• Description of the task
In the material below, list every line carrying the string "history".

• Data in this exercise
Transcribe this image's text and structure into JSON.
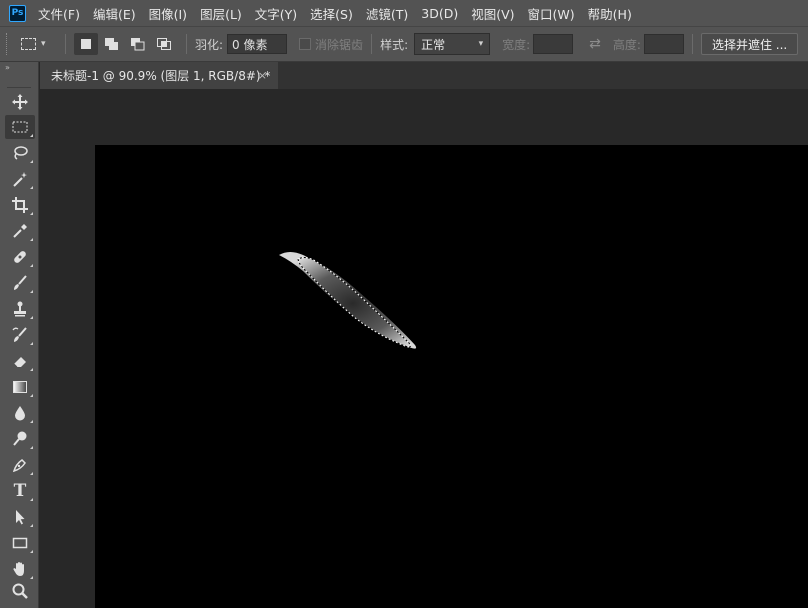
{
  "app": {
    "logo_text": "Ps",
    "menu": [
      "文件(F)",
      "编辑(E)",
      "图像(I)",
      "图层(L)",
      "文字(Y)",
      "选择(S)",
      "滤镜(T)",
      "3D(D)",
      "视图(V)",
      "窗口(W)",
      "帮助(H)"
    ]
  },
  "options_bar": {
    "feather_label": "羽化:",
    "feather_value": "0 像素",
    "antialias_label": "消除锯齿",
    "style_label": "样式:",
    "style_value": "正常",
    "width_label": "宽度:",
    "height_label": "高度:",
    "select_mask_button": "选择并遮住 ..."
  },
  "toolbar": {
    "collapse_glyph": "»",
    "tools": [
      {
        "name": "move-tool",
        "icon": "move-icon",
        "active": false
      },
      {
        "name": "rectangular-marquee-tool",
        "icon": "marquee-icon",
        "active": true
      },
      {
        "name": "lasso-tool",
        "icon": "lasso-icon",
        "active": false
      },
      {
        "name": "magic-wand-tool",
        "icon": "magic-wand-icon",
        "active": false
      },
      {
        "name": "crop-tool",
        "icon": "crop-icon",
        "active": false
      },
      {
        "name": "eyedropper-tool",
        "icon": "eyedropper-icon",
        "active": false
      },
      {
        "name": "healing-brush-tool",
        "icon": "bandage-icon",
        "active": false
      },
      {
        "name": "brush-tool",
        "icon": "brush-icon",
        "active": false
      },
      {
        "name": "clone-stamp-tool",
        "icon": "stamp-icon",
        "active": false
      },
      {
        "name": "history-brush-tool",
        "icon": "history-brush-icon",
        "active": false
      },
      {
        "name": "eraser-tool",
        "icon": "eraser-icon",
        "active": false
      },
      {
        "name": "gradient-tool",
        "icon": "gradient-icon",
        "active": false
      },
      {
        "name": "blur-tool",
        "icon": "drop-icon",
        "active": false
      },
      {
        "name": "dodge-tool",
        "icon": "dodge-icon",
        "active": false
      },
      {
        "name": "pen-tool",
        "icon": "pen-icon",
        "active": false
      },
      {
        "name": "type-tool",
        "icon": "type-icon",
        "active": false
      },
      {
        "name": "path-selection-tool",
        "icon": "arrow-icon",
        "active": false
      },
      {
        "name": "rectangle-tool",
        "icon": "rectangle-icon",
        "active": false
      },
      {
        "name": "hand-tool",
        "icon": "hand-icon",
        "active": false
      },
      {
        "name": "zoom-tool",
        "icon": "zoom-icon",
        "active": false
      }
    ],
    "type_glyph": "T"
  },
  "document": {
    "tab_title": "未标题-1 @ 90.9% (图层 1, RGB/8#) *",
    "close_glyph": "×"
  },
  "colors": {
    "chrome": "#535353",
    "workspace": "#282828",
    "canvas": "#000000",
    "accent": "#31a8ff"
  }
}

• Problem solution
        "name": "history-brush-tool",
        "icon": "history-brush-icon",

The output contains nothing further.